----- Materials provided -----
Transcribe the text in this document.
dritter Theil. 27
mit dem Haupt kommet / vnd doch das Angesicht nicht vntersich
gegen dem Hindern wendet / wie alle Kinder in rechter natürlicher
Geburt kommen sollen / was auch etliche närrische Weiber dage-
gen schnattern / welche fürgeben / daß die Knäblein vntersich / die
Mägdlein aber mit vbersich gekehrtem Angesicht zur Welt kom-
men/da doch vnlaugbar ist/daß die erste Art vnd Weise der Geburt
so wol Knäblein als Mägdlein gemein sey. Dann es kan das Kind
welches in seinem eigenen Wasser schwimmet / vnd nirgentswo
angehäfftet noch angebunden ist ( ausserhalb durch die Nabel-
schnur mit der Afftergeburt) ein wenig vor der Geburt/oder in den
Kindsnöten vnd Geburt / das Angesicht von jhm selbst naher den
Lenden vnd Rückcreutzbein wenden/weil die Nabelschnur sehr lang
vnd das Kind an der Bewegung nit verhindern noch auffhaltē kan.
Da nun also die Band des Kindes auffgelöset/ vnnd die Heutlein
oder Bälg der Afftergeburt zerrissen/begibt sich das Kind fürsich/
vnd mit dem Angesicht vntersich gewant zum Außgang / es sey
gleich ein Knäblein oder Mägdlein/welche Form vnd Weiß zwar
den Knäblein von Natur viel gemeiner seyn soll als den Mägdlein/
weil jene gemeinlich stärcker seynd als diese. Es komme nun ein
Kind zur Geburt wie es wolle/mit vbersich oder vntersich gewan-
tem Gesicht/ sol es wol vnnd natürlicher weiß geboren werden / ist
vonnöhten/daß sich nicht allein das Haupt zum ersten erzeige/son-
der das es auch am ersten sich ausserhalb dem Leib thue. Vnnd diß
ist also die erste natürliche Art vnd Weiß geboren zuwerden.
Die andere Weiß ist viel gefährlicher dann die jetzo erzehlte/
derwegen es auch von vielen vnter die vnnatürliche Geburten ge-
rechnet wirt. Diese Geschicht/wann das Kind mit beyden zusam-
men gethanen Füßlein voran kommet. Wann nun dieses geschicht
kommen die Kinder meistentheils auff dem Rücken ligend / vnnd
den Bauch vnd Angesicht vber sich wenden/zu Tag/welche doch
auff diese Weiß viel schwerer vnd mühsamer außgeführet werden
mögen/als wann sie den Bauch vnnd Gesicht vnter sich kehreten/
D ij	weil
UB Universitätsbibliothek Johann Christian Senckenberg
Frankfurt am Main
-----
* _Instruction_
Return every entry exactly as given.

* _Exercise output_
Transcribe the text in this document.
dritter Theil. 27
mit dem Haupt kommet / vnd doch das Angesicht nicht vntersich
gegen dem Hindern wendet / wie alle Kinder in rechter natürlicher
Geburt kommen sollen / was auch etliche närrische Weiber dage-
gen schnattern / welche fürgeben / daß die Knäblein vntersich / die
Mägdlein aber mit vbersich gekehrtem Angesicht zur Welt kom-
men/da doch vnlaugbar ist/daß die erste Art vnd Weise der Geburt
so wol Knäblein als Mägdlein gemein sey. Dann es kan das Kind
welches in seinem eigenen Wasser schwimmet / vnd nirgentswo
angehäfftet noch angebunden ist ( ausserhalb durch die Nabel-
schnur mit der Afftergeburt) ein wenig vor der Geburt/oder in den
Kindsnöten vnd Geburt / das Angesicht von jhm selbst naher den
Lenden vnd Rückcreutzbein wenden/weil die Nabelschnur sehr lang
vnd das Kind an der Bewegung nit verhindern noch auffhaltē kan.
Da nun also die Band des Kindes auffgelöset/ vnnd die Heutlein
oder Bälg der Afftergeburt zerrissen/begibt sich das Kind fürsich/
vnd mit dem Angesicht vntersich gewant zum Außgang / es sey
gleich ein Knäblein oder Mägdlein/welche Form vnd Weiß zwar
den Knäblein von Natur viel gemeiner seyn soll als den Mägdlein/
weil jene gemeinlich stärcker seynd als diese. Es komme nun ein
Kind zur Geburt wie es wolle/mit vbersich oder vntersich gewan-
tem Gesicht/ sol es wol vnnd natürlicher weiß geboren werden / ist
vonnöhten/daß sich nicht allein das Haupt zum ersten erzeige/son-
der das es auch am ersten sich ausserhalb dem Leib thue. Vnnd diß
ist also die erste natürliche Art vnd Weiß geboren zuwerden.
Die andere Weiß ist viel gefährlicher dann die jetzo erzehlte/
derwegen es auch von vielen vnter die vnnatürliche Geburten ge-
rechnet wirt. Diese Geschicht/wann das Kind mit beyden zusam-
men gethanen Füßlein voran kommet. Wann nun dieses geschicht
kommen die Kinder meistentheils auff dem Rücken ligend / vnnd
den Bauch vnd Angesicht vber sich wenden/zu Tag/welche doch
auff diese Weiß viel schwerer vnd mühsamer außgeführet werden
mögen/als wann sie den Bauch vnnd Gesicht vnter sich kehreten/
D ij	weil
UB Universitätsbibliothek Johann Christian Senckenberg
Frankfurt am Main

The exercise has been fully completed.